▶ EXERCISE INSTRUCTIONS
Copy whichever lines contain the string "FORESTVILLE".

[Stored entries]
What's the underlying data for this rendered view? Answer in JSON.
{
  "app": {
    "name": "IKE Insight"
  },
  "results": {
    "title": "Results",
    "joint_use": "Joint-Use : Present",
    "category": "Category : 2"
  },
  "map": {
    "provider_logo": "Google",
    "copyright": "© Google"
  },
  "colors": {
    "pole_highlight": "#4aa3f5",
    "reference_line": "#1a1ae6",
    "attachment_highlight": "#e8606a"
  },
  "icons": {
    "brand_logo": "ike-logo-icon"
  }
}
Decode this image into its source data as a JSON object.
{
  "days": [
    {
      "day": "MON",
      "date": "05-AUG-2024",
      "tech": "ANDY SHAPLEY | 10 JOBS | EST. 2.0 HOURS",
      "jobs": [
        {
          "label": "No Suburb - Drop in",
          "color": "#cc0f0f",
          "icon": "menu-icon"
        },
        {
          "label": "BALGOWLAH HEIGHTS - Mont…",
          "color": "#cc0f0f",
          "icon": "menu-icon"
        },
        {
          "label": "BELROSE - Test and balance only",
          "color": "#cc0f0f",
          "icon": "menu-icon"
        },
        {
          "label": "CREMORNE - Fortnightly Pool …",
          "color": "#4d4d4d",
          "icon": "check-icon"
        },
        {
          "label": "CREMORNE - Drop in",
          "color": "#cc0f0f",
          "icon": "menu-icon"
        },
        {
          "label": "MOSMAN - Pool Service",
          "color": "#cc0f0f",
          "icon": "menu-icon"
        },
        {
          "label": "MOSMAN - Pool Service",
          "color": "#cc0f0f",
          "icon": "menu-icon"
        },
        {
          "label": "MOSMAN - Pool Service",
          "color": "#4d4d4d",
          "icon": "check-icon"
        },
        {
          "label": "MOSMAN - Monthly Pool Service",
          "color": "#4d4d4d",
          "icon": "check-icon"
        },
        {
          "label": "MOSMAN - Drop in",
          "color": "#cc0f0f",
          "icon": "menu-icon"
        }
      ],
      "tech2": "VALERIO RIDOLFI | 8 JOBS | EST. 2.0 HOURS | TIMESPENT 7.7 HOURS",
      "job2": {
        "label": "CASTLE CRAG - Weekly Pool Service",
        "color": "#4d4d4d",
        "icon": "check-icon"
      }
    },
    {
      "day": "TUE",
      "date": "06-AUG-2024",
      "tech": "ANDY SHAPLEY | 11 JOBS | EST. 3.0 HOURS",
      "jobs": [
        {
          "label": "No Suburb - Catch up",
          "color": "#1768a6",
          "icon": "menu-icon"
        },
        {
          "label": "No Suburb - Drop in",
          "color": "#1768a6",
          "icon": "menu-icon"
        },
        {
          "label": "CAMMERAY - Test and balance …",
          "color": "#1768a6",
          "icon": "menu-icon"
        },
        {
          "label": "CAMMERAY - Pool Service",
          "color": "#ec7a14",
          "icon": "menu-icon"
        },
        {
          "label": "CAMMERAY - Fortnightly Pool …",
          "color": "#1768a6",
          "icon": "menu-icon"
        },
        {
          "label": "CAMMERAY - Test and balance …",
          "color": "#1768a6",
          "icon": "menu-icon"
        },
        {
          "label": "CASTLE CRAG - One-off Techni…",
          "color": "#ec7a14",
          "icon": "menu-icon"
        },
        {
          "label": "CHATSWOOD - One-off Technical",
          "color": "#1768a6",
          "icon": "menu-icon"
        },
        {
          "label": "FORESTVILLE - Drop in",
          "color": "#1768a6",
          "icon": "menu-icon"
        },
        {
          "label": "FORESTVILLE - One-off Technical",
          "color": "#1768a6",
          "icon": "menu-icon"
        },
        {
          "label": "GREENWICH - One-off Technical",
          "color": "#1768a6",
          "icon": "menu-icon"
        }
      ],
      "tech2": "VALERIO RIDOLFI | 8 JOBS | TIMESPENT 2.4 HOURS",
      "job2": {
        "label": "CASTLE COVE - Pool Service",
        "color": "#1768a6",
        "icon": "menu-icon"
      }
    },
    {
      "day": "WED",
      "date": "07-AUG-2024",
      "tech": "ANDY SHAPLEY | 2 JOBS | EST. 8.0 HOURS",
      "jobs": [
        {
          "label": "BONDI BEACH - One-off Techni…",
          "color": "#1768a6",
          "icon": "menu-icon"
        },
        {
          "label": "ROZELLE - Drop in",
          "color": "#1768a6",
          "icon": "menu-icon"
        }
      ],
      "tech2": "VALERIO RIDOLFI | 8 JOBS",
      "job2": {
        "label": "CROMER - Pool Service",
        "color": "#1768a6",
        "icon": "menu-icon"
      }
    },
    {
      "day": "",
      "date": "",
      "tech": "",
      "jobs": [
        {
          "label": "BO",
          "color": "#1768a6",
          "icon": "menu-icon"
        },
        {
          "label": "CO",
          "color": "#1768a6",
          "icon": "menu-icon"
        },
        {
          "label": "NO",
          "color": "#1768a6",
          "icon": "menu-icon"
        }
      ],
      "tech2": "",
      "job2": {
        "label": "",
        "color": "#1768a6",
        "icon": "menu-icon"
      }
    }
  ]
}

▶ OUTPUT OF THE EXERCISE
          "label": "FORESTVILLE - Drop in",
          "label": "FORESTVILLE - One-off Technical",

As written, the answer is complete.